Challenge: Extract all lines from the data beneath that include the word "people".

Task input:

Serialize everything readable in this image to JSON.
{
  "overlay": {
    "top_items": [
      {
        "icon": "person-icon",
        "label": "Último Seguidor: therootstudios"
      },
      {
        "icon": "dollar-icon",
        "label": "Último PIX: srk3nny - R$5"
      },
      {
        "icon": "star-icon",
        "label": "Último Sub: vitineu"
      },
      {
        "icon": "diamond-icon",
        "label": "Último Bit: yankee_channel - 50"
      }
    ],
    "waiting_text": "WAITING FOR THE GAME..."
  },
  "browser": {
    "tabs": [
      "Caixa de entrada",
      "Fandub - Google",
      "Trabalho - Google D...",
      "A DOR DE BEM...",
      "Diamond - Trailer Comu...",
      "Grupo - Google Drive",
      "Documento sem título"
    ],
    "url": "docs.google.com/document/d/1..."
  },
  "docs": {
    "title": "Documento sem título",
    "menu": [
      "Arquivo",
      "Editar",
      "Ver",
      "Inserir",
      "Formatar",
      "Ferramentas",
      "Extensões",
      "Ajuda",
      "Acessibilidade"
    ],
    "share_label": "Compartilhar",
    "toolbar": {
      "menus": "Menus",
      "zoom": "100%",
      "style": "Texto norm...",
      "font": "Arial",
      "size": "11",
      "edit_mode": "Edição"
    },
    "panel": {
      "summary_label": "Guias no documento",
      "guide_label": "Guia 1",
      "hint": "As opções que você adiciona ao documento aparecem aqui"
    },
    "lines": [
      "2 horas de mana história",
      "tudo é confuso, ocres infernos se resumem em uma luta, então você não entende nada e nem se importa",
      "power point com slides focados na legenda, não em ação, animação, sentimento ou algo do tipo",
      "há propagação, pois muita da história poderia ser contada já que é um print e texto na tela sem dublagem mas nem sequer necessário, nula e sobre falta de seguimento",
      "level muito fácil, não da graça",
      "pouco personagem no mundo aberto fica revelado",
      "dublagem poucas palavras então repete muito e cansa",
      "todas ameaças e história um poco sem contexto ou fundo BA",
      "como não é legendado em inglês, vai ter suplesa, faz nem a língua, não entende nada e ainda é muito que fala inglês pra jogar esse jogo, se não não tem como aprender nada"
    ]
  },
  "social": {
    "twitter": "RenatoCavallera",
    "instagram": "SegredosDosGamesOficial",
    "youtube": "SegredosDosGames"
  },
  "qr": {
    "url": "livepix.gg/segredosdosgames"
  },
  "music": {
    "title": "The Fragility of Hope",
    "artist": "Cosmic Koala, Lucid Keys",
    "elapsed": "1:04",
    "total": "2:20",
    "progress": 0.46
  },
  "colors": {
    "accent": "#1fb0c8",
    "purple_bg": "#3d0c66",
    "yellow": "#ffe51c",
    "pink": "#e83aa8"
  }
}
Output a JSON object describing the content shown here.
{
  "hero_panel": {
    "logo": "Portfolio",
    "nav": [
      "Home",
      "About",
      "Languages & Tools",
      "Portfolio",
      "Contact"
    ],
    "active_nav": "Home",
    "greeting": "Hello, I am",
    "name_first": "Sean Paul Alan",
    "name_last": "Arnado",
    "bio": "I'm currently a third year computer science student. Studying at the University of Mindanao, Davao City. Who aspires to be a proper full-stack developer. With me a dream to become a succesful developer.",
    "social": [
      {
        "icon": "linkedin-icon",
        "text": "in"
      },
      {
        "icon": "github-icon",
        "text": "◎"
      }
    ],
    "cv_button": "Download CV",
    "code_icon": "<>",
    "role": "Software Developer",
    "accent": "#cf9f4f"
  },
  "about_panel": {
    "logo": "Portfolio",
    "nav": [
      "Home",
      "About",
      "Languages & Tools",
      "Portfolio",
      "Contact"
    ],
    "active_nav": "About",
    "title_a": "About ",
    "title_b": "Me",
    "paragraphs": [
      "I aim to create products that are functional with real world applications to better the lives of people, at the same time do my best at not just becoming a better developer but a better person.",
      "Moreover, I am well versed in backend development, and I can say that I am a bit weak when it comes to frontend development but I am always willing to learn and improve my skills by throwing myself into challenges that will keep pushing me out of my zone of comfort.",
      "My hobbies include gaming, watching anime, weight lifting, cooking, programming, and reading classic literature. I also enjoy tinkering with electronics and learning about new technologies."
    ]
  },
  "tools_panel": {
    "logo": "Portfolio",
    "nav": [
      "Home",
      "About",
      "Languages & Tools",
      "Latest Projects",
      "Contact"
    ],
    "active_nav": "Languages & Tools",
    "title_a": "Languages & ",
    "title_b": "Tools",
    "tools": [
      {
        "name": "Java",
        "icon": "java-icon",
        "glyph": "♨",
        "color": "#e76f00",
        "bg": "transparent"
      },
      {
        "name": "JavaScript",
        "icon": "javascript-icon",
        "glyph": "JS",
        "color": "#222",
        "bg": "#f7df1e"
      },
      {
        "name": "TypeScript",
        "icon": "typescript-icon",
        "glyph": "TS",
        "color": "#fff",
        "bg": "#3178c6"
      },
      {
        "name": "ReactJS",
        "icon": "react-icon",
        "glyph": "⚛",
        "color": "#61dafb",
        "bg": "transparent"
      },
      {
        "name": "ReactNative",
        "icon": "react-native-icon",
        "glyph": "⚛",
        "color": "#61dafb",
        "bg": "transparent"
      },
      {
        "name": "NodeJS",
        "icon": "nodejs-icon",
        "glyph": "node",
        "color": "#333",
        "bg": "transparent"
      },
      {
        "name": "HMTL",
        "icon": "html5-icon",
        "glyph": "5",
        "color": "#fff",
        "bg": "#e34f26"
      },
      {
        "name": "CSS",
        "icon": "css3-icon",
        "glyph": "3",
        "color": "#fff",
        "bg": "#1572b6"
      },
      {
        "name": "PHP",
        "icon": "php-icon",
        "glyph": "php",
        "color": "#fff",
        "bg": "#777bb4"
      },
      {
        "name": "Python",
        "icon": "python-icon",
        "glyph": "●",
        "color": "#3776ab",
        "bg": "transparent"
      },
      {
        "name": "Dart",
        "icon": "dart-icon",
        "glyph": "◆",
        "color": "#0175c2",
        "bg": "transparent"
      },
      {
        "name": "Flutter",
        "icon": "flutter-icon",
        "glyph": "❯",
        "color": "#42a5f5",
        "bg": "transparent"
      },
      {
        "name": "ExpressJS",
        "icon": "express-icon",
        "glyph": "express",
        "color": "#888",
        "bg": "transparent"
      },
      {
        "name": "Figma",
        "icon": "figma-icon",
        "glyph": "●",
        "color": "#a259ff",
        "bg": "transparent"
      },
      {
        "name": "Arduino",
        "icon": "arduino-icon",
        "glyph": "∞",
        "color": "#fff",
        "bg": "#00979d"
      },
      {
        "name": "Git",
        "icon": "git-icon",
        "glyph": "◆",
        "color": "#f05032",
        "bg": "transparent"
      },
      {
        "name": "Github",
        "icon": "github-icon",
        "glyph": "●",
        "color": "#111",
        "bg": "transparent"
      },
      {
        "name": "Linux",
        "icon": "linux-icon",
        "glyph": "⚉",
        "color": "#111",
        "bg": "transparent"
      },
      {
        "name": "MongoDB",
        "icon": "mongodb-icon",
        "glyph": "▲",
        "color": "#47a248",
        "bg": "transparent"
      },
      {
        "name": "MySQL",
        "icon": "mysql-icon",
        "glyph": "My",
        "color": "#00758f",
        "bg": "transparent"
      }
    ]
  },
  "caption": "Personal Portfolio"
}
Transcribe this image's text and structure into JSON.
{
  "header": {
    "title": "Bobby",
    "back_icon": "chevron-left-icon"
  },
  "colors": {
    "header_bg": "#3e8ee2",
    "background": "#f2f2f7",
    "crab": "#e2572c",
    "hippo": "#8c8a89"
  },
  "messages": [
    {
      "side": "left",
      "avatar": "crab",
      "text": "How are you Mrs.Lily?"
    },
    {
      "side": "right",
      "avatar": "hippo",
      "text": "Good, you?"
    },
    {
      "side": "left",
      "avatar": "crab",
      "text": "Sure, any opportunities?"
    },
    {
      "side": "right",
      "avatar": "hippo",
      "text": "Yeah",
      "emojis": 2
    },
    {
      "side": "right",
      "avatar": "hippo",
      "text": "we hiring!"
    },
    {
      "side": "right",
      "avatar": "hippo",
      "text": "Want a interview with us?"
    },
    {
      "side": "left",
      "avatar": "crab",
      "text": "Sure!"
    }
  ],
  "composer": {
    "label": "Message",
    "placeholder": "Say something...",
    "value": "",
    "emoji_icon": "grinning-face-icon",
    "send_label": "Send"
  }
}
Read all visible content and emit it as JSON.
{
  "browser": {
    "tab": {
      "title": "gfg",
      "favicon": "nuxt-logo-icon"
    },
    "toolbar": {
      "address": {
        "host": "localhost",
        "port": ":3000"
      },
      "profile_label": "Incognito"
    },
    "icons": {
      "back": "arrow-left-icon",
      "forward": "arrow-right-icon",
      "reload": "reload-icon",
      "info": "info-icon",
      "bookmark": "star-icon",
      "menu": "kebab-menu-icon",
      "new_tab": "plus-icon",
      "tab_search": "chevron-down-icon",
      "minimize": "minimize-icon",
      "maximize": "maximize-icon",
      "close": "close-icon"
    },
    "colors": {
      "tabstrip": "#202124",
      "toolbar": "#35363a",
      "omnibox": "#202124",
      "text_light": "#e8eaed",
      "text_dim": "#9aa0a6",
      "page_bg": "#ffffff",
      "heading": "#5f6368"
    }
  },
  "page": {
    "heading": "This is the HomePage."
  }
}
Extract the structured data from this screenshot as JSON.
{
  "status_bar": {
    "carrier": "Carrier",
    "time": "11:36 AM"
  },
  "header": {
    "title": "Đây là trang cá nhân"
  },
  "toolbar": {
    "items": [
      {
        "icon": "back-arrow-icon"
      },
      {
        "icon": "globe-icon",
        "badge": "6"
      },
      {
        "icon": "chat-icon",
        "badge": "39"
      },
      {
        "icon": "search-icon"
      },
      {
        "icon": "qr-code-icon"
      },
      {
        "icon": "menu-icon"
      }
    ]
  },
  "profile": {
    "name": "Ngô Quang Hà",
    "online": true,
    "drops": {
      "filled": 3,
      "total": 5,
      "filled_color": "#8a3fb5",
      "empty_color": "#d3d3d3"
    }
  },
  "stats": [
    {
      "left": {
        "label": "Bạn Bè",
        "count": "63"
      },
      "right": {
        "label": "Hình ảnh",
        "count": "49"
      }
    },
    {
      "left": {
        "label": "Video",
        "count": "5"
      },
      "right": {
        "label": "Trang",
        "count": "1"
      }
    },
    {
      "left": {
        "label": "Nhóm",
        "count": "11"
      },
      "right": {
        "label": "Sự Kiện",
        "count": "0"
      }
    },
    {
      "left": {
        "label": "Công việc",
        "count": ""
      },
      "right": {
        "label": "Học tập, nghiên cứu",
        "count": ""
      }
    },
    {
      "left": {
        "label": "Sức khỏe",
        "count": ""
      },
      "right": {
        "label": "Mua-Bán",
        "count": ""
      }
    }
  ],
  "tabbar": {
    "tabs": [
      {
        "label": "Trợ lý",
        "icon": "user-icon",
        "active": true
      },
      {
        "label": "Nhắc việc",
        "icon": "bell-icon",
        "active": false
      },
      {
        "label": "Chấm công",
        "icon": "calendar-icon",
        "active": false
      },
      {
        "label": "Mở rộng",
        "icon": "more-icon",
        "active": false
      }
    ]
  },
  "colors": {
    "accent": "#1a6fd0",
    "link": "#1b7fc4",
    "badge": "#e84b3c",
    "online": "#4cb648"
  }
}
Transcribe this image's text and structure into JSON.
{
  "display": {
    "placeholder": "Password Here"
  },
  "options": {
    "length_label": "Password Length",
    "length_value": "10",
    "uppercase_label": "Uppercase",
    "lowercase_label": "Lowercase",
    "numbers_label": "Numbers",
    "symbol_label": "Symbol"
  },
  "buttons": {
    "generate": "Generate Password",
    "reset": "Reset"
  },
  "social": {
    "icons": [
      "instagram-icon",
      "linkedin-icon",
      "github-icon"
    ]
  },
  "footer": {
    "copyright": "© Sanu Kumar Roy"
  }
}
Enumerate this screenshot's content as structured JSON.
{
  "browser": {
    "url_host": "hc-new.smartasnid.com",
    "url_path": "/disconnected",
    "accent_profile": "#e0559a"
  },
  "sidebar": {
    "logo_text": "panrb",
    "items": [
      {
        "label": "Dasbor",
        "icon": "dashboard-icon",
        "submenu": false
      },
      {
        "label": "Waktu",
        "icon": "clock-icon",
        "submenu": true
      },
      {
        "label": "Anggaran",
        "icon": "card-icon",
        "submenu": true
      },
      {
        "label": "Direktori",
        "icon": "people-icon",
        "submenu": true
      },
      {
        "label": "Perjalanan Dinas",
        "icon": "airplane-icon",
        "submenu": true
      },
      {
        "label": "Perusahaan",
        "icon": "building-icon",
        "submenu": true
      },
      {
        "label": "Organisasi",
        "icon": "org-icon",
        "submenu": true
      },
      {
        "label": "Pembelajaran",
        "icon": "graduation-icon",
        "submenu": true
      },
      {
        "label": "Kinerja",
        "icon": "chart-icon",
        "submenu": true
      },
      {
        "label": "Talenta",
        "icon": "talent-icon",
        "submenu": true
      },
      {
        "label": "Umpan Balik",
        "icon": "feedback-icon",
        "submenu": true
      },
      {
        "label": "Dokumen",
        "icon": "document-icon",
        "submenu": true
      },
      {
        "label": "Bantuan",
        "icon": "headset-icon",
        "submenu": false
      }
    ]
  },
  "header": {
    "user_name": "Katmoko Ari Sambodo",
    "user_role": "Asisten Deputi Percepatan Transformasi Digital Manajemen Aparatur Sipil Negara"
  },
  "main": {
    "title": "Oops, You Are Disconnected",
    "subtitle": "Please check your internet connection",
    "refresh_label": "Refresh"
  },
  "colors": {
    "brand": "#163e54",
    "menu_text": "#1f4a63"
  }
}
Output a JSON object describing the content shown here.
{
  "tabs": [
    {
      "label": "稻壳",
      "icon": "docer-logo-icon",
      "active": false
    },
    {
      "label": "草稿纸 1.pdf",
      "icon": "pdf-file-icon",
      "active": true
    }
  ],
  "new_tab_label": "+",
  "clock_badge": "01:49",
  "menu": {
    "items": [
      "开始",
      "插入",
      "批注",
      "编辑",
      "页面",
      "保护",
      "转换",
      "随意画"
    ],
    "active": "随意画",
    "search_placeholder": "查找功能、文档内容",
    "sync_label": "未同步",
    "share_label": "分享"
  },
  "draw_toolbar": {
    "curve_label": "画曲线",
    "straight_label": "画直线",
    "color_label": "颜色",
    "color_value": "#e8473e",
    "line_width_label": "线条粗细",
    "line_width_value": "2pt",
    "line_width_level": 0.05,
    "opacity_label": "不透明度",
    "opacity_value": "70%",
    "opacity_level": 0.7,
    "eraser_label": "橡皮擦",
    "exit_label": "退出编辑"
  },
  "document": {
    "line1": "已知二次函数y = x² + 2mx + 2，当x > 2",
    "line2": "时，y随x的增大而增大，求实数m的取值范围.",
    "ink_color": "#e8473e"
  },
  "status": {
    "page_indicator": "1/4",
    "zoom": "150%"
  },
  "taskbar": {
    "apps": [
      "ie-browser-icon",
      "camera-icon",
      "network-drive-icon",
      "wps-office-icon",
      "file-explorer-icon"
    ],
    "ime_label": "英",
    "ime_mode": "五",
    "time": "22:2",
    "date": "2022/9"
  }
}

Written solution:
      "I aim to create products that are functional with real world applications to better the lives of people, at the same time do my best at not just becoming a better developer but a better person.",
        "icon": "people-icon",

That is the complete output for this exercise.